--- SUPPLIED RECORDS ---

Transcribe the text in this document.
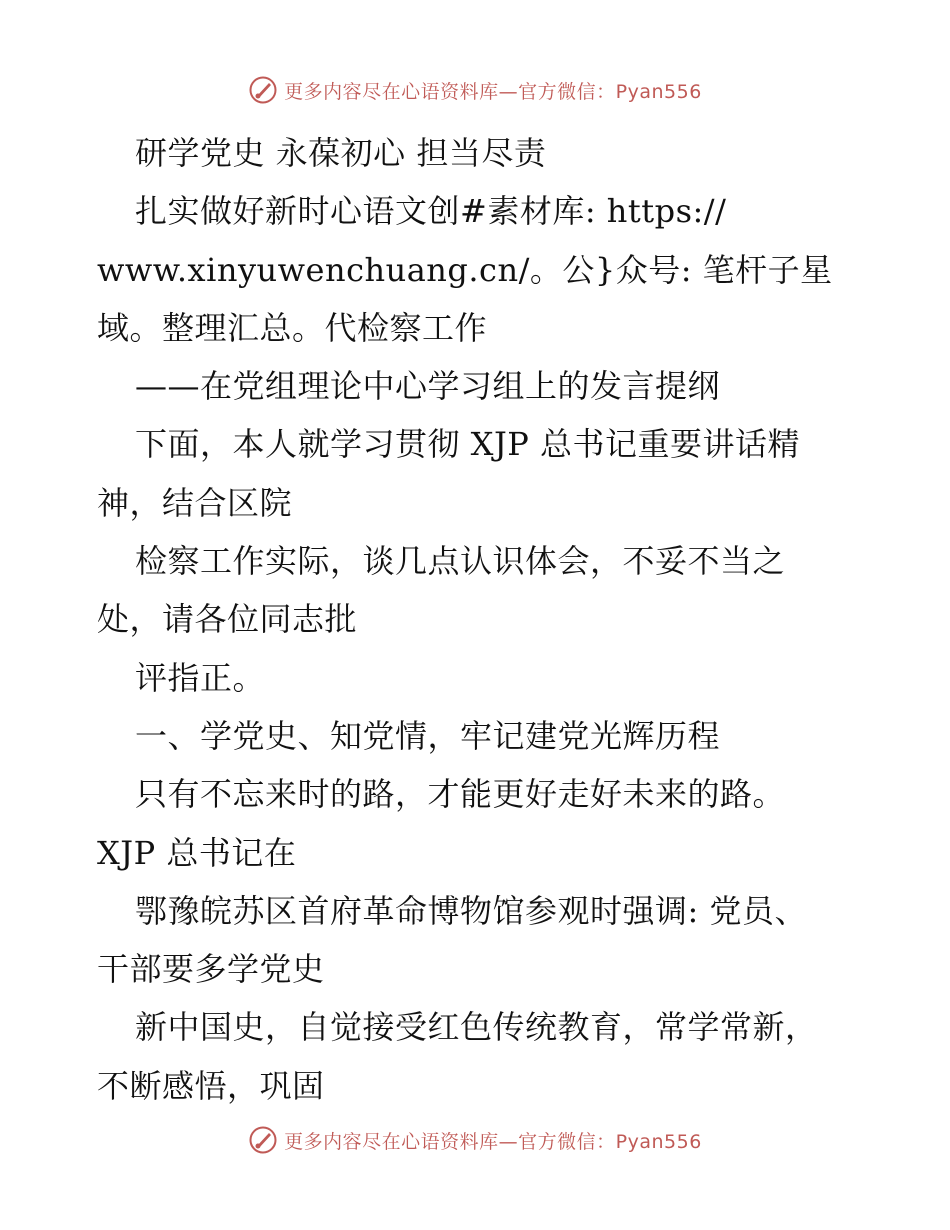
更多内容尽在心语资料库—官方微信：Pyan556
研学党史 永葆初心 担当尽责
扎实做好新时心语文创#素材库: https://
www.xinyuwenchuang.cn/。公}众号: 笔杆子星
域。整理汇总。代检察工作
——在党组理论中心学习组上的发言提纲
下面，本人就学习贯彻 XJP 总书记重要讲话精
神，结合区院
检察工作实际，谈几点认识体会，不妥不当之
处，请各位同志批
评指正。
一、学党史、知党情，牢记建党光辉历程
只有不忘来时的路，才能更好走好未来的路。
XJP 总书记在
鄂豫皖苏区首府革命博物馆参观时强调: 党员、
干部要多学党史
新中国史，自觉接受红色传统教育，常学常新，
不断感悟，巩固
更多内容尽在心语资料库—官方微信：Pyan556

---

**AIM OF THE EXERCISE**
Extract the entries in full, exactly as they are, minus the pictures.

**ANSWER**
Transcribe the text in this document.
更多内容尽在心语资料库—官方微信：Pyan556
研学党史 永葆初心 担当尽责
扎实做好新时心语文创#素材库: https://
www.xinyuwenchuang.cn/。公}众号: 笔杆子星
域。整理汇总。代检察工作
——在党组理论中心学习组上的发言提纲
下面，本人就学习贯彻 XJP 总书记重要讲话精
神，结合区院
检察工作实际，谈几点认识体会，不妥不当之
处，请各位同志批
评指正。
一、学党史、知党情，牢记建党光辉历程
只有不忘来时的路，才能更好走好未来的路。
XJP 总书记在
鄂豫皖苏区首府革命博物馆参观时强调: 党员、
干部要多学党史
新中国史，自觉接受红色传统教育，常学常新，
不断感悟，巩固
更多内容尽在心语资料库—官方微信：Pyan556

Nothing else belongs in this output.